▸ **Items**:

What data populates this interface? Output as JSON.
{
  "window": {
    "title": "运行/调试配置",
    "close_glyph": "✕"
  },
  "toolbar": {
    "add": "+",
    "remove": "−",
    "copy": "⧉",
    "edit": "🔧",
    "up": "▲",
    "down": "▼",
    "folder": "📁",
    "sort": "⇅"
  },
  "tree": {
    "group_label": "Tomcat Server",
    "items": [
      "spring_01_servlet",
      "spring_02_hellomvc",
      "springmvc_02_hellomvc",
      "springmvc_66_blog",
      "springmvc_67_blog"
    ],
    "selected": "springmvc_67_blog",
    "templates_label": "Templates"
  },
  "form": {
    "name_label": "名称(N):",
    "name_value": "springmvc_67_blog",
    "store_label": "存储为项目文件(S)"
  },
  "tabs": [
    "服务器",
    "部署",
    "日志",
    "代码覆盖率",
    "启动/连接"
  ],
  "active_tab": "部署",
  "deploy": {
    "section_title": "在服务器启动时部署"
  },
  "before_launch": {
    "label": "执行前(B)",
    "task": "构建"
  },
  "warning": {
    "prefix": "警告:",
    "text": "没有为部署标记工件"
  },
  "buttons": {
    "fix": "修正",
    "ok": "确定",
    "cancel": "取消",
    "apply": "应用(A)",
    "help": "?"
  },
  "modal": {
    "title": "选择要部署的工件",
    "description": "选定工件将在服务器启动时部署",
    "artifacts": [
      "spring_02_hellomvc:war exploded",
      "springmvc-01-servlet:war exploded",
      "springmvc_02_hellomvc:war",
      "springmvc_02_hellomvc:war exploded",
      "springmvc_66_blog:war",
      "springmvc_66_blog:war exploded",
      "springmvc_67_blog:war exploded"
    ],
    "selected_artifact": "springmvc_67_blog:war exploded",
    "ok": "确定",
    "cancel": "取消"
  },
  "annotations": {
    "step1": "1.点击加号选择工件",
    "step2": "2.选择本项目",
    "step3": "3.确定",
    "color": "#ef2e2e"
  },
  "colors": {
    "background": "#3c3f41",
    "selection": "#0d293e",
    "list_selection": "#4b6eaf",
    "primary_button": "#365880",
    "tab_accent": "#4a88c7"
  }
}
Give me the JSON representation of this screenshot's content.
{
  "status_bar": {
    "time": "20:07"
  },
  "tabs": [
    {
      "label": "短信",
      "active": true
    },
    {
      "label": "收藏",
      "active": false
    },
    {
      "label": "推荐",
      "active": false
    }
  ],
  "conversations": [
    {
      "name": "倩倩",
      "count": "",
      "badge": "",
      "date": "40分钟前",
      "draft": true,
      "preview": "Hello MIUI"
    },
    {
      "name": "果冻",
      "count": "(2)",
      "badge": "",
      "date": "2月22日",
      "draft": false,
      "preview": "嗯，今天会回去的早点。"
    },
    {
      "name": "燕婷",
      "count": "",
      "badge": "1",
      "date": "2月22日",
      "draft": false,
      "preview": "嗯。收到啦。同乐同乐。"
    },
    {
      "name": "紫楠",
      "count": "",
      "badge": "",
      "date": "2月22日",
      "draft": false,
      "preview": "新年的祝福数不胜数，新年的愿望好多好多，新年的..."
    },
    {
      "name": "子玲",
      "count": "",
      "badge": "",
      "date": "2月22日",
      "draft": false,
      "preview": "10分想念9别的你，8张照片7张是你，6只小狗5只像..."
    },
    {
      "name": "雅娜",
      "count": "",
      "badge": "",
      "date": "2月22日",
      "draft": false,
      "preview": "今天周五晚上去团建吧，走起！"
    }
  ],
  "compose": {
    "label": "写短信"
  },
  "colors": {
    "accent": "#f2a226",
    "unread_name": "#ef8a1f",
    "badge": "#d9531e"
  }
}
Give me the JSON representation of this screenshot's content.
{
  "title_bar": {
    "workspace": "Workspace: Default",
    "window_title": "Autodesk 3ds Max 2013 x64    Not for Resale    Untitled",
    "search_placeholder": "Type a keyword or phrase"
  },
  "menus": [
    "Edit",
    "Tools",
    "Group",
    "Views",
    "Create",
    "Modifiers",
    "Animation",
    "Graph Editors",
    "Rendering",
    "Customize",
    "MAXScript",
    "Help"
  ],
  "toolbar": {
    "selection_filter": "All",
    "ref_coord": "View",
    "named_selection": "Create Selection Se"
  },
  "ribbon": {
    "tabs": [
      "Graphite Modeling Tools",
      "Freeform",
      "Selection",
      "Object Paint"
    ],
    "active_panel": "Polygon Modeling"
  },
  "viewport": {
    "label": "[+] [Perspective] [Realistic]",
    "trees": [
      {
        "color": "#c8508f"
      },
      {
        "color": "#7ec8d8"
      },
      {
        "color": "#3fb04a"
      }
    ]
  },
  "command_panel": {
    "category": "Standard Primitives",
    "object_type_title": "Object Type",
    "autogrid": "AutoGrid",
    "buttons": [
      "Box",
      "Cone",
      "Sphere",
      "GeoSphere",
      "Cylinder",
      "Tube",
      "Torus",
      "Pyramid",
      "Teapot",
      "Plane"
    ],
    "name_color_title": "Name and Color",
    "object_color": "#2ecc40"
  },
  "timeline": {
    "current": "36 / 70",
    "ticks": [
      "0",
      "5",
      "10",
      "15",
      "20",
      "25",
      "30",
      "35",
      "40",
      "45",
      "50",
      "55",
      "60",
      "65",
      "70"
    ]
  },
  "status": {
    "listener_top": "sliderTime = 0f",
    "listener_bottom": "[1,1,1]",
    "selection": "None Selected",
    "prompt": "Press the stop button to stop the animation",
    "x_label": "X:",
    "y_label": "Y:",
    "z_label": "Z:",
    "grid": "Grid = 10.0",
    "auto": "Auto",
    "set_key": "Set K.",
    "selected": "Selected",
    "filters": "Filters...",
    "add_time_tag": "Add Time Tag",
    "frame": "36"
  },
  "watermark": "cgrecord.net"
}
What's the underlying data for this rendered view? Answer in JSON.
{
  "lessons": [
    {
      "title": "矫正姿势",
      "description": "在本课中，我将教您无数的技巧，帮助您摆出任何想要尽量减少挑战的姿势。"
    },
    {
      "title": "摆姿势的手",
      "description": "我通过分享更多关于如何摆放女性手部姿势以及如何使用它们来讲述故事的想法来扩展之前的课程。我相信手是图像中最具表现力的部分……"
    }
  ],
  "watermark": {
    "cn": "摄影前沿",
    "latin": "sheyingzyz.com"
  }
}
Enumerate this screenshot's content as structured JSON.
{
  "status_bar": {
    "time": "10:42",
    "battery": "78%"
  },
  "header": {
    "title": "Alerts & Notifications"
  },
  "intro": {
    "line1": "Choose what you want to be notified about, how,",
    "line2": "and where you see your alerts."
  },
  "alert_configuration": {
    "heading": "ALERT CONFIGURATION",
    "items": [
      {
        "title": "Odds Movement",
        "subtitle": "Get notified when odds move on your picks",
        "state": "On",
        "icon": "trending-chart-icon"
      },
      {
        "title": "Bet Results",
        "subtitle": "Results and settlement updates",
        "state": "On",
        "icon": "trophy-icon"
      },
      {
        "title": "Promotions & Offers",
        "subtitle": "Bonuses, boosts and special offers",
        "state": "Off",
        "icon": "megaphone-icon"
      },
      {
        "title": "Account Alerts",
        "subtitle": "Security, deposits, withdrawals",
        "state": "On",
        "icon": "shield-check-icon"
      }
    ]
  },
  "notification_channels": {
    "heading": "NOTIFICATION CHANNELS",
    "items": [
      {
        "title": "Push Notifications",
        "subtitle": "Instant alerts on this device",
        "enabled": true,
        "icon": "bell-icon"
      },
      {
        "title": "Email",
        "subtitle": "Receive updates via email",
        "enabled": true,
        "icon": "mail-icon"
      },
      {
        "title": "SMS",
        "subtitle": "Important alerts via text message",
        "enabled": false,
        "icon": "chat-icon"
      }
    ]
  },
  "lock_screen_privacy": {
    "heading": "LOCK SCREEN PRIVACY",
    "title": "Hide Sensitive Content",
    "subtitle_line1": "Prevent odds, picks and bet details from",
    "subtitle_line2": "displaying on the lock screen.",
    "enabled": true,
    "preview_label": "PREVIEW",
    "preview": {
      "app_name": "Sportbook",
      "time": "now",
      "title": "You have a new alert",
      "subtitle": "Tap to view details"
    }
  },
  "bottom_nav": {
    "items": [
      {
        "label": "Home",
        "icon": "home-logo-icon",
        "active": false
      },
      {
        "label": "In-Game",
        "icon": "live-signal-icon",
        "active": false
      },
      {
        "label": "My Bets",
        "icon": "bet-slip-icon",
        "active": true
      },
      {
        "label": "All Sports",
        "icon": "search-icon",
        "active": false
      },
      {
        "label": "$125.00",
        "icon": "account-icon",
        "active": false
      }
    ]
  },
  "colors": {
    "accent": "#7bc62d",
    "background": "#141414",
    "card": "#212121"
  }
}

▸ **To do**:
Pull out each line of the records holding the string "JSON".

▸ **Answer in full**:
What data populates this interface? Output as JSON.
Give me the JSON representation of this screenshot's content.
Give me the JSON representation of this screenshot's content.
What's the underlying data for this rendered view? Answer in JSON.
Enumerate this screenshot's content as structured JSON.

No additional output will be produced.